# PASSAGE SHOWN
· · · · ·
As of late April, RMS' infectious disease model estimated that while 81% of COVID-19 cases were mild and could be treated at home, 14% were considered severe and required hospital care and around 5% were deemed potentially fatal, requiring intensive care.

RMS introduced its infectious disease model in 2006. Since then, the model, which uses data and assumptions to understand the impacts of an outbreak and its likely progression, has yielded some powerful projections.

Several years ago, the model calculated that the breakthrough of a universal flu vaccine could potentially confer immunity to half of the world's population and reduce the risk of a novel flu pandemic outbreak by as much as 75%.

RMS' model covers 59 countries and measures the speed at which a pandemic spreads through the population. It also captures the impact of age using demographic profiles and pharmaceuticals and vaccines to account for the reduction in mortality, and case fatality and infection fatality rates help project the virulence or severity of a pandemic.

While losses from the spread of infectious disease have historically fallen on life and health insurers, COVID-19 shows how vulnerable insurers across all lines of business can be to a global pandemic. Event cancellation, travel insurance, business insurance, workers' compensation, directors and officers and general liability coverages have all felt some pressure and losses from the current outbreak.

“Insurers are not only wondering what types of claims they might see and how this and future pandemics could impact their markets, but they're also questioning what it would take to make it more likely we can stamp out a pandemic like COVID-19 from the start and whether those actions could prevent its spread,” Muir-Wood said.
· · · · ·
# DATA RECORDS
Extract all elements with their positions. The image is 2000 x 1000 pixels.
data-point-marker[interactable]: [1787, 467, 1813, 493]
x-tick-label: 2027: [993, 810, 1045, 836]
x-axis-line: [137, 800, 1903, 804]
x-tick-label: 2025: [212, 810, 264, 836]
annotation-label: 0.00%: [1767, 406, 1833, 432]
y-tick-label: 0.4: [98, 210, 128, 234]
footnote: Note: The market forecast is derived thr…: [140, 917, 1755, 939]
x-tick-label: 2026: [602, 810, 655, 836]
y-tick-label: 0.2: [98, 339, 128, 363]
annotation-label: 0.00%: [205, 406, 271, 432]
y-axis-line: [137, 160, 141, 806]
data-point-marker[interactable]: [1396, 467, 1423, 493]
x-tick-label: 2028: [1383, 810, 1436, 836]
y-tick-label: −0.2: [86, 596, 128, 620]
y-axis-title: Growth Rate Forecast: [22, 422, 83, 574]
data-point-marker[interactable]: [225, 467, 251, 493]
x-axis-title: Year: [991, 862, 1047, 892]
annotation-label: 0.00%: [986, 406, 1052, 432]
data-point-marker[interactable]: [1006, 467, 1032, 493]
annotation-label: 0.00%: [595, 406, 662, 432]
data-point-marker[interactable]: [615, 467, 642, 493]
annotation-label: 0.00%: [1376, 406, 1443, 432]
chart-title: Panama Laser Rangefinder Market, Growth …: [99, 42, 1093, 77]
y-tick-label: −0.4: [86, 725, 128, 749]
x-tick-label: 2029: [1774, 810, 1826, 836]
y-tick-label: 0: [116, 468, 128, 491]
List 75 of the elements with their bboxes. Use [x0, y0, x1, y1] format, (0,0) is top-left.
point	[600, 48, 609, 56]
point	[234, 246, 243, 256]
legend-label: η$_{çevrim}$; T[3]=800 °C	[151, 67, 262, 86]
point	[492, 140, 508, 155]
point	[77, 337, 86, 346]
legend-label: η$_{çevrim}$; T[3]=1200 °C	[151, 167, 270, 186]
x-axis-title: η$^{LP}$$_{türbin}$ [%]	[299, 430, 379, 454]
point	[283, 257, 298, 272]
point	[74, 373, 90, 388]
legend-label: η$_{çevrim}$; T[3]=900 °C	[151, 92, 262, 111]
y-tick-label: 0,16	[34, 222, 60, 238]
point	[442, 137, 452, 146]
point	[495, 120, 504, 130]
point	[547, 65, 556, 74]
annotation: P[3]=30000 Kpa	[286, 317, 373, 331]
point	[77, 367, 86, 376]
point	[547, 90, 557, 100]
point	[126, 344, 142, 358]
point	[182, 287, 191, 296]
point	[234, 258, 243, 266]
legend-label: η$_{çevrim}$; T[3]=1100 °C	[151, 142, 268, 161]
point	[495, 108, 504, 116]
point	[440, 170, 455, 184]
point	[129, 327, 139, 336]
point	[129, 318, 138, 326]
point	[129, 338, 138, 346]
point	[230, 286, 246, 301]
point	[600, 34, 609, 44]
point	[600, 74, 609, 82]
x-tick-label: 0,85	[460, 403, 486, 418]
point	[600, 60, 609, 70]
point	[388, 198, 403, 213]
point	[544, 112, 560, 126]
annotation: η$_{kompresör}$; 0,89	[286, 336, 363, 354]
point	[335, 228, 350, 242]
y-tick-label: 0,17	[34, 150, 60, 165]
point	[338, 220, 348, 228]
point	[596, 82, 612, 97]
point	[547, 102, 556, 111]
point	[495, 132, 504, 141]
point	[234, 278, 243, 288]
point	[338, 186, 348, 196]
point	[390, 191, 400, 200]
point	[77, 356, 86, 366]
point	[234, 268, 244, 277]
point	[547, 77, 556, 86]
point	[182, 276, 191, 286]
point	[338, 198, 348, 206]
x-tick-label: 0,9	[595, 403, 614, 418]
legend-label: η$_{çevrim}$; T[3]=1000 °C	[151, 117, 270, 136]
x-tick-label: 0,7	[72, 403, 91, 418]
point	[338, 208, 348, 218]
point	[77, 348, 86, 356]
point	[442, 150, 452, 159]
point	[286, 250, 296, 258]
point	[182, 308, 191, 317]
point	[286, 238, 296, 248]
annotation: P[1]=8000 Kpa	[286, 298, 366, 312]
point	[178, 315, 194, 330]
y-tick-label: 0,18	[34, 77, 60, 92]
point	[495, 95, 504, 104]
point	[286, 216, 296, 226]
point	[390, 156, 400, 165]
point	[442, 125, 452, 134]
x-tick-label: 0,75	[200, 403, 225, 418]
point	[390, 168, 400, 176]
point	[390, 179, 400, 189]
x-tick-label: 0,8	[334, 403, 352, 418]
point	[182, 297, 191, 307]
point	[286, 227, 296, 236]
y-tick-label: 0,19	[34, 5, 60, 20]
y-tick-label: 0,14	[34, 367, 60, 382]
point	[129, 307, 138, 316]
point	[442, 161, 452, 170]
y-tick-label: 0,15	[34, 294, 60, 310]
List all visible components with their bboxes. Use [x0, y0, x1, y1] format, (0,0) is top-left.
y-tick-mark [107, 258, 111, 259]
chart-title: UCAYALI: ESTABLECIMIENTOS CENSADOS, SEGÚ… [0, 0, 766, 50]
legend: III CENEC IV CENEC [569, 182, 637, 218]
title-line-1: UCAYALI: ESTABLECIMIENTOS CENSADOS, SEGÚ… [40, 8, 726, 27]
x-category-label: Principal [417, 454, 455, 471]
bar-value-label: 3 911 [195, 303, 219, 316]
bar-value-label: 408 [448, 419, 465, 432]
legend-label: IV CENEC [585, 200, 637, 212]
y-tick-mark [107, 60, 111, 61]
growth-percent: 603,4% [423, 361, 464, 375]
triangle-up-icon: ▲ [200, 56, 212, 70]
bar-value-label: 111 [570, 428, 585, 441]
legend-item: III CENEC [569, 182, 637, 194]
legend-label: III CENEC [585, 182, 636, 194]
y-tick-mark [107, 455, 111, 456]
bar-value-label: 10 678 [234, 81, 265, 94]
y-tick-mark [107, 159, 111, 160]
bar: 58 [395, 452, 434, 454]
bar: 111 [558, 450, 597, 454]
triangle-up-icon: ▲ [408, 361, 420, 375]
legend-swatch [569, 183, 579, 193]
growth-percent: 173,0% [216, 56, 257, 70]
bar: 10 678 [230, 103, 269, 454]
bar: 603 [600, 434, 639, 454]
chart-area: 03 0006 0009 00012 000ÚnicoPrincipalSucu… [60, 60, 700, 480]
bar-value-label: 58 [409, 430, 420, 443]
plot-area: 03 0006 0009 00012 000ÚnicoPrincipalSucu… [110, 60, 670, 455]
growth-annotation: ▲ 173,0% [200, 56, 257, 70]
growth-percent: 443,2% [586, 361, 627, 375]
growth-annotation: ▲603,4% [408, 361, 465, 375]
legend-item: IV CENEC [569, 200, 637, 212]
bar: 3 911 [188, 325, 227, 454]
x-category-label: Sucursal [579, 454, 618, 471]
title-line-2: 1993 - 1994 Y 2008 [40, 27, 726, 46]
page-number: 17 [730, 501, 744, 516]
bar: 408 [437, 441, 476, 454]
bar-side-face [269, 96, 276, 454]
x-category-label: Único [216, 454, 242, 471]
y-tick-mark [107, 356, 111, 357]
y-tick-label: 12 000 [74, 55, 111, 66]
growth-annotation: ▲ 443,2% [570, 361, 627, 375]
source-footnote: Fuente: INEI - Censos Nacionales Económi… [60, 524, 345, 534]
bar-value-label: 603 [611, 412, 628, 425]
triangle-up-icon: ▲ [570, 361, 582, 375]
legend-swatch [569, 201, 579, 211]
· · · · ·
# TASK STATEMENT
Resume the passage on the RMS infectious disease model, starting right after Muir-Wood's quoted remark. The records play no part in what comes next.

# ANSWER BOX
The outbreak of highly contagious diseases dates back to 430 B.C. in Athens during the Peloponnesian War. Since then, plagues, leprosy, the Black Death and other pandemics have destroyed a large swath of the world's population. However the highest profile event remains the 1918-1919 influenza pandemic, which claimed at least 50 million lives worldwide and generated what at that time was about $100 million in life insurance losses.

RMS uses data from that historic event as the benchmark in its model to assess pandemic risks, Muir-Wood said. “Reproducing that single scenario in today's environment raises a number of questions for the industry, including the relationship between age and mortality in a pandemic, whether the quick discovery and delivery of a vaccine could impact the spread of disease, and the financial toll pandemics can have on the global economy,” he said.

Muir-Wood expects COVID-19 to drive a number of significant changes in the industry, including an increased appetite among insurers to write more pandemic-related risks and new changes to infectious disease models, including estimations on secondary impacts of a pandemic beyond just the life and health insurance markets.